Document section section start

History of Kite flying

July 21, 2018
To the exceptional
Maori kite

Traditional Māori sport and games

Kite Traditions embedded in Matariki

Ancient Māori kite flying traditions have a highly symbolic connection to Matariki – the two were historically inseparable. Kites were seen as connectors between the heavens and earth.

Matariki is a small cluster of stars, also known as Pleiades. To Māori, the appearance of Matariki and Puanga (Rigel) signal the end of one year, and the beginning of the next. Traditionally Māori have recognised the rise of Matariki as a time to celebrate the New Year.

Towards the end of May each year, Matariki rises in the lightening dawn, at the same place on the horizon as the rising sun. The Māori New Year celebrations are then held, on the sighting of the next new moon. In olden times Matariki celebrations were held after the crops had been harvested and stored, whereupon huge feasts (hakari) and merry-making (Nga-Mahi-a-te-Rehia) ensued for several weeks during "down time" (from cultivation).

Here are the next nine Māori New Year dates, which herald in Matariki celebrations :

Year

Date

Gathering raupo

2006

27 june

2007

16 june

2008

05 june

2009

24 june

2010

14 june

2011

04 june

2012

21 june

2013

10 june

2014

28 june

Māori beliefs hold that Nga-Mahi-a-te-Rehia, the "arts of pleasure", originated with Raukatauri, Raukatamea, Marere-o-tonga, Takatakaputea, and other such persons who are associated in Māori mythology with singing, dancing and other such performing arts. The arts of pleasure, which include – weaving, carving, akotanga, oration, problem solving (tupea), singing, dancing, story telling, feasting and game playing - would be practiced prolifically during Matariki festivals.

Matariki celebrations were a dynamic, vibrant process that linked Māori to their rich storehouses of pleasurable activities; to creative processing and inexhaustible artefact production. Matariki was also an inter-tribal period for forging relationships and for sharing ideas and technologies.

Games, as arts of pleasure, were an integral part of Māori life. Games were not restricted to a time or a place. This was particularly evident during Matariki festivities. Throughout pre-European New Zealand, the great Matariki Festivals were the annual catalyst for a broad spectrum of games development, invention and experimentation.

However, during this period of joyful abundance tribes throughout New Zealand, without exception, historically placed their greatest emphasis on kite flying.

Document section section end
Dataset extract section start

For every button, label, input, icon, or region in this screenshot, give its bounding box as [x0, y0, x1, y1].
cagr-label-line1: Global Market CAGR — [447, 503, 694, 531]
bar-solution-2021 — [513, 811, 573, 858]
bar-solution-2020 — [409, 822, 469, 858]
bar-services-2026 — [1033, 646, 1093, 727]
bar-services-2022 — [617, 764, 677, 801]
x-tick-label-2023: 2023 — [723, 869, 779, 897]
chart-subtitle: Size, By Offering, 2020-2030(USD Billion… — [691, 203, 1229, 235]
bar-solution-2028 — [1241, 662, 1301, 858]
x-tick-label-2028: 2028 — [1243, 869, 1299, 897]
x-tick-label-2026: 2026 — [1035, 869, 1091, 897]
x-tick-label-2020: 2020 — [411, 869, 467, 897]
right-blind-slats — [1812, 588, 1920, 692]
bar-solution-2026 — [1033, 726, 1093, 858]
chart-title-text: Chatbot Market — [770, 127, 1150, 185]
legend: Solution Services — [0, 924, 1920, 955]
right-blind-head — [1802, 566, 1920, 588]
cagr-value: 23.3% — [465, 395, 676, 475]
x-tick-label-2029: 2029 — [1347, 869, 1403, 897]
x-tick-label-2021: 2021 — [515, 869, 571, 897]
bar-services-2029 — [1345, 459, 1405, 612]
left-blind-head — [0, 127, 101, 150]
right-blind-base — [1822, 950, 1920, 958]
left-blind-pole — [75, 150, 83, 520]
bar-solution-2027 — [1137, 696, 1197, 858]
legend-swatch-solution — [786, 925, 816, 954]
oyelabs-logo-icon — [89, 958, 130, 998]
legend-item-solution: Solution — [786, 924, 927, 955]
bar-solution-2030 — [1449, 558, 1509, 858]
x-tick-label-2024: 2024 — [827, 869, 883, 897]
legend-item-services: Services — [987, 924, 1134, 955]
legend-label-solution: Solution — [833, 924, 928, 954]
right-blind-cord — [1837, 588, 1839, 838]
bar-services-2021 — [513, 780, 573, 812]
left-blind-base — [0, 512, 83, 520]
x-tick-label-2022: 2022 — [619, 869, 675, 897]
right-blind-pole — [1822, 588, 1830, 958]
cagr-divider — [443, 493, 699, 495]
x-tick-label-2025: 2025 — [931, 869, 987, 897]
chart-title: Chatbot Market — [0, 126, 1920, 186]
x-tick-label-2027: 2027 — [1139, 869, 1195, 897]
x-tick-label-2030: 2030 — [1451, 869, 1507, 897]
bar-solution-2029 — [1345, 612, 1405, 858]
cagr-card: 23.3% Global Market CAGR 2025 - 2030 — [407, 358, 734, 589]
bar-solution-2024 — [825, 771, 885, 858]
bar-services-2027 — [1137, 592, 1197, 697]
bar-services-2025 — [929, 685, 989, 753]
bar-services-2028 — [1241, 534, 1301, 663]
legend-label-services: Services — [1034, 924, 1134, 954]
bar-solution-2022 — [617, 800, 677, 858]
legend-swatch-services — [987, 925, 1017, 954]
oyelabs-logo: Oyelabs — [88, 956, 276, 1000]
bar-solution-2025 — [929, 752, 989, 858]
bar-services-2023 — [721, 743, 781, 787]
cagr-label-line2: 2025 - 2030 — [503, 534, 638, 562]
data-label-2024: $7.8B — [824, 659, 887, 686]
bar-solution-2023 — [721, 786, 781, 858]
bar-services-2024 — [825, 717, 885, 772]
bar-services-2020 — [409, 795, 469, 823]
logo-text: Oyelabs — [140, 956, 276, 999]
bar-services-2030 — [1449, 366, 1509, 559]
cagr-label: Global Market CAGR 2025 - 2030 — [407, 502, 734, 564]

Dataset extract section end

Return everything in the text on Māori kite flying and Matariki above, from "Games, as arts" down to "on kite flying.", copied word for word.

* _Exercise result_:
Games, as arts of pleasure, were an integral part of Māori life. Games were not restricted to a time or a place. This was particularly evident during Matariki festivities. Throughout pre-European New Zealand, the great Matariki Festivals were the annual catalyst for a broad spectrum of games development, invention and experimentation.

However, during this period of joyful abundance tribes throughout New Zealand, without exception, historically placed their greatest emphasis on kite flying.